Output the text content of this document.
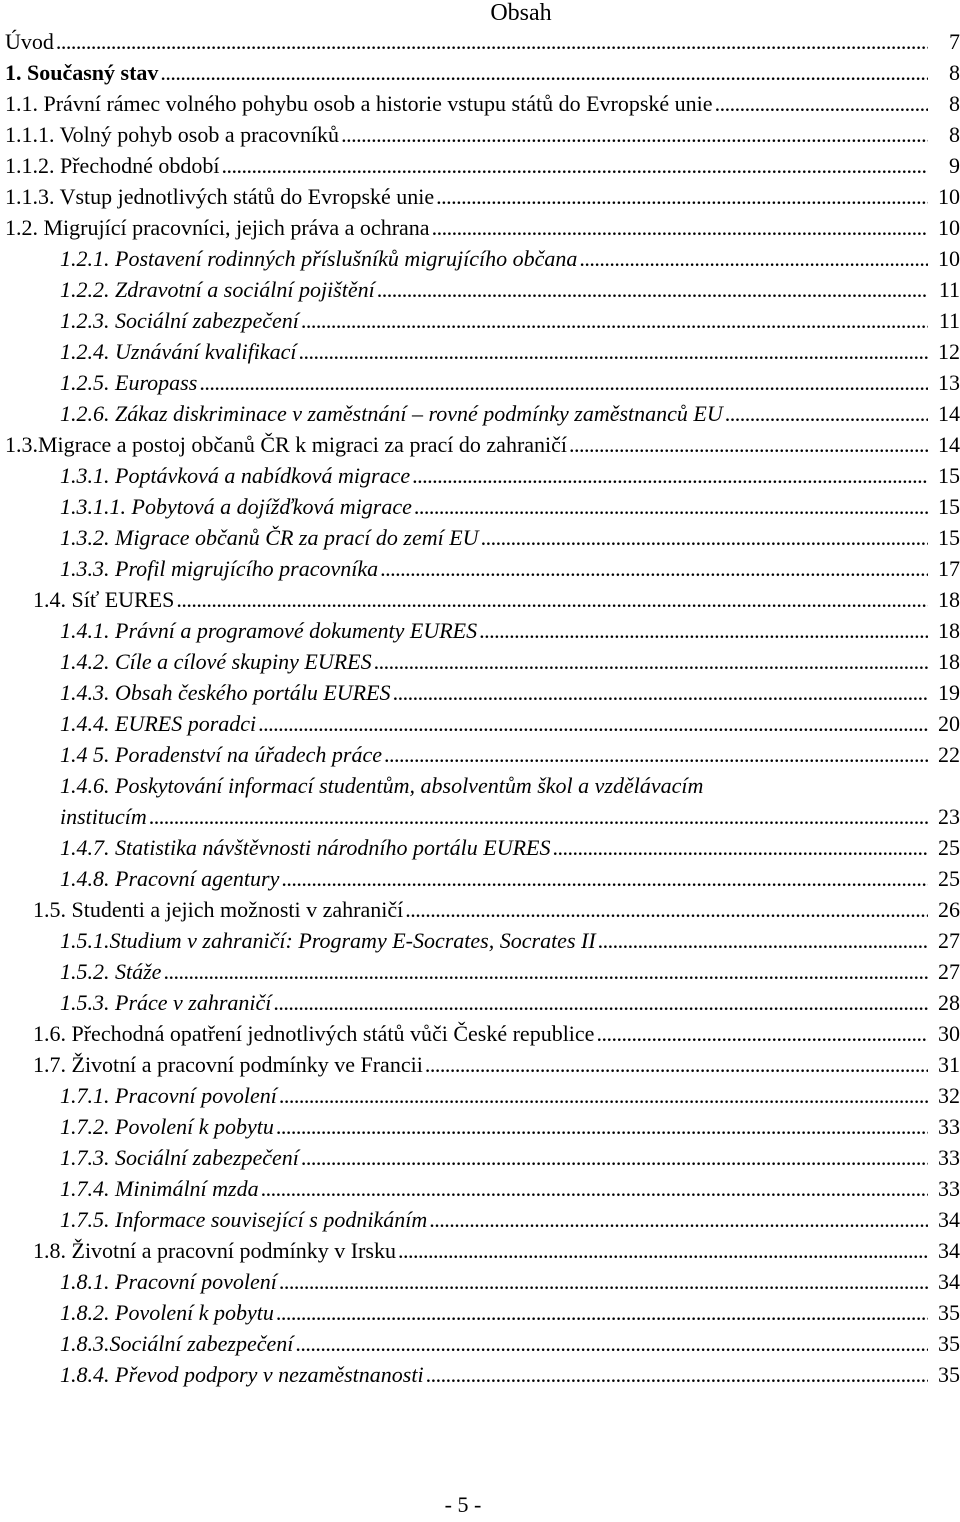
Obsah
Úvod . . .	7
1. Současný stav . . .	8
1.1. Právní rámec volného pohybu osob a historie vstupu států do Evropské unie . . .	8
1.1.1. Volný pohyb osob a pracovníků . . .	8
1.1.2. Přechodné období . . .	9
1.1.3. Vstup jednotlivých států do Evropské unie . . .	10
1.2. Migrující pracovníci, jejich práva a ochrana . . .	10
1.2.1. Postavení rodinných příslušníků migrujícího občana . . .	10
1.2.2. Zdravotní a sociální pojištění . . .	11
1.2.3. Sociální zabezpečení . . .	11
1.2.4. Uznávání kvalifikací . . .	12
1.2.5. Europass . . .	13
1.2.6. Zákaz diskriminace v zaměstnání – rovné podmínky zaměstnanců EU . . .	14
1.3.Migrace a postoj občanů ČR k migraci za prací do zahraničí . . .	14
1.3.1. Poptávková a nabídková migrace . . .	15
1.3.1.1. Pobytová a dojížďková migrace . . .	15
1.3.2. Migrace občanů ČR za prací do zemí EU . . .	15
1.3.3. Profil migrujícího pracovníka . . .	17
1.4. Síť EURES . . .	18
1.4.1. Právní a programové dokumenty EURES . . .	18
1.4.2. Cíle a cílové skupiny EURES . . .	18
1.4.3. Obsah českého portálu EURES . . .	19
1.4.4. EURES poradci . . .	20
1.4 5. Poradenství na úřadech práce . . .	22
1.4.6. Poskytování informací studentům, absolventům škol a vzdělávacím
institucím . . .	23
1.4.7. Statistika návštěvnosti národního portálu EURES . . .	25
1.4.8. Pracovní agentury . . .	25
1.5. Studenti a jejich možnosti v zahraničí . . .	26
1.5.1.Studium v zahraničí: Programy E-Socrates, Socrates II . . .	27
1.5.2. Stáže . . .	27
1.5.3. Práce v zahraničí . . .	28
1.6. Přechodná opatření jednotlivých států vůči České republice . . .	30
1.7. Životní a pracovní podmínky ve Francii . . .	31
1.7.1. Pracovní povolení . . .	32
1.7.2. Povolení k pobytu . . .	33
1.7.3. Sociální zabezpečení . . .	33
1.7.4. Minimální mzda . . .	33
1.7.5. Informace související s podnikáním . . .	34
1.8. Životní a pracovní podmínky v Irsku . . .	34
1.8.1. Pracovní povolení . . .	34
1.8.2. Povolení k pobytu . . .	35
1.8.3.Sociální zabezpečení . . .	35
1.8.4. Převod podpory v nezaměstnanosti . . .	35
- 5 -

## Given task
Look through the data above. Copy every line with the string "prací" in it.

## Answer for the task
1.3.Migrace a postoj občanů ČR k migraci za prací do zahraničí . . .	14
1.3.2. Migrace občanů ČR za prací do zemí EU . . .	15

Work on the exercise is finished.